> [PROBLEM DETAILS] The records below must be retyped exactly.
══ DATASET RECORDS
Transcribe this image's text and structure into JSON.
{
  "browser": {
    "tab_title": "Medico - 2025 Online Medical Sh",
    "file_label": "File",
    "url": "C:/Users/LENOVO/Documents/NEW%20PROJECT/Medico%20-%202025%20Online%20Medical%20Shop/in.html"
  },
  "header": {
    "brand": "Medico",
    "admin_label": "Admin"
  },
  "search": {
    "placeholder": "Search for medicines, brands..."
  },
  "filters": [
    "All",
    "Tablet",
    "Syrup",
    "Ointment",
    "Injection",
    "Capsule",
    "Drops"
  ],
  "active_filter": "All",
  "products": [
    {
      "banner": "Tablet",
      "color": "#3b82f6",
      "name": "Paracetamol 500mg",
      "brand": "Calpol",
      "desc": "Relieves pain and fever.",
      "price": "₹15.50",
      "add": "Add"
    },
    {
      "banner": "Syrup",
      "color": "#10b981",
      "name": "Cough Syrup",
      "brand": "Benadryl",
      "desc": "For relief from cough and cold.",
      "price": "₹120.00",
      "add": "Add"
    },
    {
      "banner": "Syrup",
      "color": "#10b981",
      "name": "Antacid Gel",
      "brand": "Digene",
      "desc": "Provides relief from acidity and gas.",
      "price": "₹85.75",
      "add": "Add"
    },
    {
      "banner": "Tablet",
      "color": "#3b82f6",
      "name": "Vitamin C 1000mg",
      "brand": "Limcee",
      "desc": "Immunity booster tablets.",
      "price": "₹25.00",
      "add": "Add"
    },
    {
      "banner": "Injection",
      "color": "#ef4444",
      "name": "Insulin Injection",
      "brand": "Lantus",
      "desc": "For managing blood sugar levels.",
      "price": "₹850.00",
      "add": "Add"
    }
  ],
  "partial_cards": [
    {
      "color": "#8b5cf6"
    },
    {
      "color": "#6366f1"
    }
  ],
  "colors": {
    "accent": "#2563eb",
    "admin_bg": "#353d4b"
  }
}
════
> [OUTPUT FOR THIS EXERCISE]
Transcribe this image's text and structure into JSON.
{
  "browser": {
    "tab_title": "Medico - 2025 Online Medical Sh",
    "file_label": "File",
    "url": "C:/Users/LENOVO/Documents/NEW%20PROJECT/Medico%20-%202025%20Online%20Medical%20Shop/in.html"
  },
  "header": {
    "brand": "Medico",
    "admin_label": "Admin"
  },
  "search": {
    "placeholder": "Search for medicines, brands..."
  },
  "filters": [
    "All",
    "Tablet",
    "Syrup",
    "Ointment",
    "Injection",
    "Capsule",
    "Drops"
  ],
  "active_filter": "All",
  "products": [
    {
      "banner": "Tablet",
      "color": "#3b82f6",
      "name": "Paracetamol 500mg",
      "brand": "Calpol",
      "desc": "Relieves pain and fever.",
      "price": "₹15.50",
      "add": "Add"
    },
    {
      "banner": "Syrup",
      "color": "#10b981",
      "name": "Cough Syrup",
      "brand": "Benadryl",
      "desc": "For relief from cough and cold.",
      "price": "₹120.00",
      "add": "Add"
    },
    {
      "banner": "Syrup",
      "color": "#10b981",
      "name": "Antacid Gel",
      "brand": "Digene",
      "desc": "Provides relief from acidity and gas.",
      "price": "₹85.75",
      "add": "Add"
    },
    {
      "banner": "Tablet",
      "color": "#3b82f6",
      "name": "Vitamin C 1000mg",
      "brand": "Limcee",
      "desc": "Immunity booster tablets.",
      "price": "₹25.00",
      "add": "Add"
    },
    {
      "banner": "Injection",
      "color": "#ef4444",
      "name": "Insulin Injection",
      "brand": "Lantus",
      "desc": "For managing blood sugar levels.",
      "price": "₹850.00",
      "add": "Add"
    }
  ],
  "partial_cards": [
    {
      "color": "#8b5cf6"
    },
    {
      "color": "#6366f1"
    }
  ],
  "colors": {
    "accent": "#2563eb",
    "admin_bg": "#353d4b"
  }
}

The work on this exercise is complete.